[start]

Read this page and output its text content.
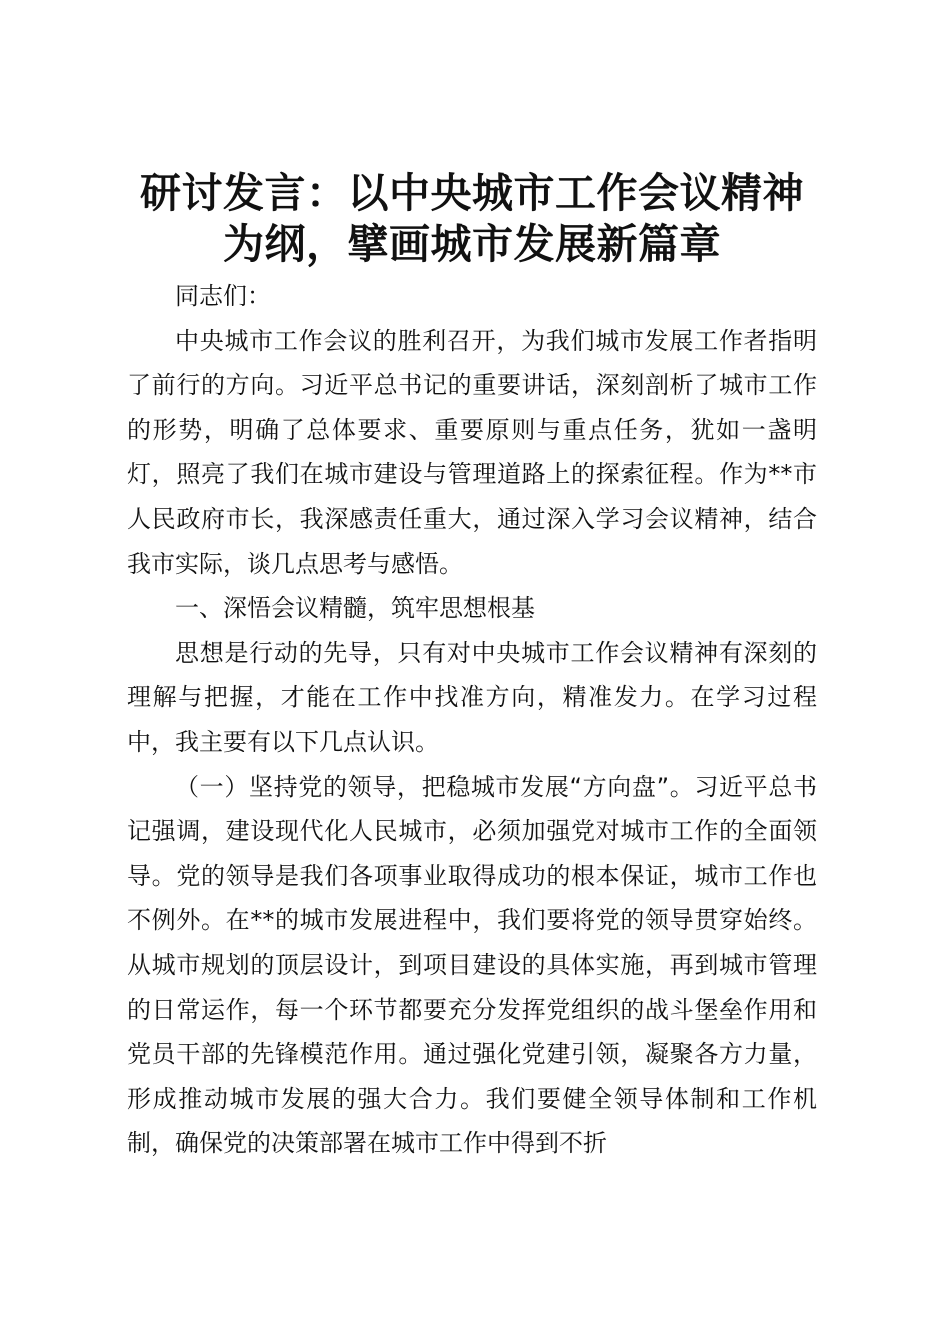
研讨发言：以中央城市工作会议精神为纲，擘画城市发展新篇章

同志们：

中央城市工作会议的胜利召开，为我们城市发展工作者指明了前行的方向。习近平总书记的重要讲话，深刻剖析了城市工作的形势，明确了总体要求、重要原则与重点任务，犹如一盏明灯，照亮了我们在城市建设与管理道路上的探索征程。作为**市人民政府市长，我深感责任重大，通过深入学习会议精神，结合我市实际，谈几点思考与感悟。

一、深悟会议精髓，筑牢思想根基

思想是行动的先导，只有对中央城市工作会议精神有深刻的理解与把握，才能在工作中找准方向，精准发力。在学习过程中，我主要有以下几点认识。

（一）坚持党的领导，把稳城市发展“方向盘”。习近平总书记强调，建设现代化人民城市，必须加强党对城市工作的全面领导。党的领导是我们各项事业取得成功的根本保证，城市工作也不例外。在**的城市发展进程中，我们要将党的领导贯穿始终。从城市规划的顶层设计，到项目建设的具体实施，再到城市管理的日常运作，每一个环节都要充分发挥党组织的战斗堡垒作用和党员干部的先锋模范作用。通过强化党建引领，凝聚各方力量，形成推动城市发展的强大合力。我们要健全领导体制和工作机制，确保党的决策部署在城市工作中得到不折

[end]

### AIM
Pictures are to be left out; the records above must be repeated word for word.

### REPLY TO THE TASK
Read this page and output its text content.
研讨发言：以中央城市工作会议精神为纲，擘画城市发展新篇章

同志们：

中央城市工作会议的胜利召开，为我们城市发展工作者指明了前行的方向。习近平总书记的重要讲话，深刻剖析了城市工作的形势，明确了总体要求、重要原则与重点任务，犹如一盏明灯，照亮了我们在城市建设与管理道路上的探索征程。作为**市人民政府市长，我深感责任重大，通过深入学习会议精神，结合我市实际，谈几点思考与感悟。

一、深悟会议精髓，筑牢思想根基

思想是行动的先导，只有对中央城市工作会议精神有深刻的理解与把握，才能在工作中找准方向，精准发力。在学习过程中，我主要有以下几点认识。

（一）坚持党的领导，把稳城市发展“方向盘”。习近平总书记强调，建设现代化人民城市，必须加强党对城市工作的全面领导。党的领导是我们各项事业取得成功的根本保证，城市工作也不例外。在**的城市发展进程中，我们要将党的领导贯穿始终。从城市规划的顶层设计，到项目建设的具体实施，再到城市管理的日常运作，每一个环节都要充分发挥党组织的战斗堡垒作用和党员干部的先锋模范作用。通过强化党建引领，凝聚各方力量，形成推动城市发展的强大合力。我们要健全领导体制和工作机制，确保党的决策部署在城市工作中得到不折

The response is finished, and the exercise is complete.